======== Dataset entries ========

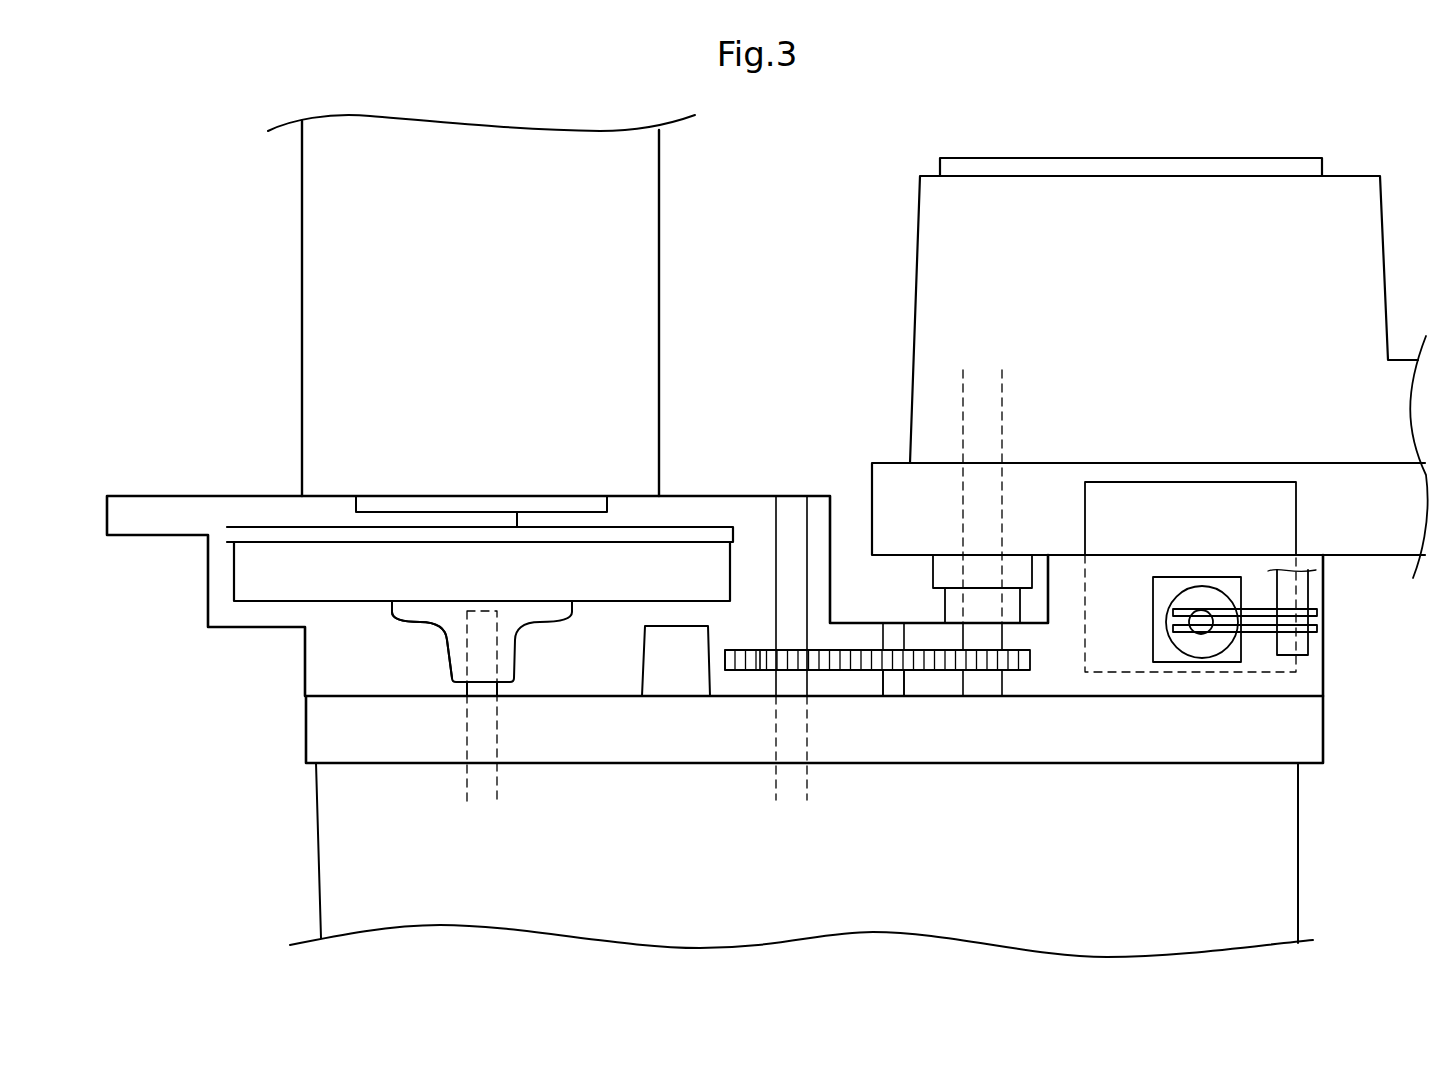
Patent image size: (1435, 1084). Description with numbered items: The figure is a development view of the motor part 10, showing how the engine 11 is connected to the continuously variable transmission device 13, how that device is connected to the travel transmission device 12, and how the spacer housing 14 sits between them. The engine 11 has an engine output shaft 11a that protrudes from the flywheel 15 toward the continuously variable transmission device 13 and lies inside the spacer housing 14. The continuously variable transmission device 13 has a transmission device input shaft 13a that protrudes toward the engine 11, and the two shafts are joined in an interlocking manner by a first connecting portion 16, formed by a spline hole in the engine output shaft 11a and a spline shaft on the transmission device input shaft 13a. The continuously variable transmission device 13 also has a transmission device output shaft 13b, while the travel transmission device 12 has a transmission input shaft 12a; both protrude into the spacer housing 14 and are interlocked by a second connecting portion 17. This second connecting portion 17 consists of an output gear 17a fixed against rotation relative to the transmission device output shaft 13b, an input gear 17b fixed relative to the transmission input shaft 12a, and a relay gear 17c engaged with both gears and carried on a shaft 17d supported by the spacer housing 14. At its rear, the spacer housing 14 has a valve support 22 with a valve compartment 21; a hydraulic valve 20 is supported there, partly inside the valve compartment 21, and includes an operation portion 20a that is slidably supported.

The motor part 10 is at (237, 407).
The engine 11 is at (661, 281).
The engine output shaft 11a is at (517, 647).
The travel transmission device 12 is at (910, 292).
The transmission input shaft 12a is at (1003, 513).
The continuously variable transmission device 13 is at (316, 866).
The transmission device input shaft 13a is at (467, 733).
The transmission device output shaft 13b is at (794, 513).
The spacer housing 14 is at (257, 632).
The flywheel 15 is at (268, 572).
The first connecting portion 16 is at (432, 648).
The second connecting portion 17 is at (930, 680).
The output gear 17a is at (755, 670).
The input gear 17b is at (1015, 672).
The relay gear 17c is at (873, 670).
The shaft 17d is at (895, 677).
The hydraulic valve 20 is at (1170, 512).
The operation portion 20a is at (1201, 622).
The valve compartment 21 is at (1142, 675).
The valve support 22 is at (1168, 684).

========

Prompt
Format the lines from the start of the records through the line that contains "The engine output shaft 11a is at (517, 647).", inclusive, as a numbered list. Skip blank lines, and leave the pictures out of the answer.

The response
1. Patent image size: (1435, 1084). Description with numbered items: The figure is a development view of the motor part 10, showing how the engine 11 is connected to the continuously variable transmission device 13, how that device is connected to the travel transmission device 12, and how the spacer housing 14 sits between them. The engine 11 has an engine output shaft 11a that protrudes from the flywheel 15 toward the continuously variable transmission device 13 and lies inside the spacer housing 14. The continuously variable transmission device 13 has a transmission device input shaft 13a that protrudes toward the engine 11, and the two shafts are joined in an interlocking manner by a first connecting portion 16, formed by a spline hole in the engine output shaft 11a and a spline shaft on the transmission device input shaft 13a. The continuously variable transmission device 13 also has a transmission device output shaft 13b, while the travel transmission device 12 has a transmission input shaft 12a; both protrude into the spacer housing 14 and are interlocked by a second connecting portion 17. This second connecting portion 17 consists of an output gear 17a fixed against rotation relative to the transmission device output shaft 13b, an input gear 17b fixed relative to the transmission input shaft 12a, and a relay gear 17c engaged with both gears and carried on a shaft 17d supported by the spacer housing 14. At its rear, the spacer housing 14 has a valve support 22 with a valve compartment 21; a hydraulic valve 20 is supported there, partly inside the valve compartment 21, and includes an operation portion 20a that is slidably supported.
2. The motor part 10 is at (237, 407).
3. The engine 11 is at (661, 281).
4. The engine output shaft 11a is at (517, 647).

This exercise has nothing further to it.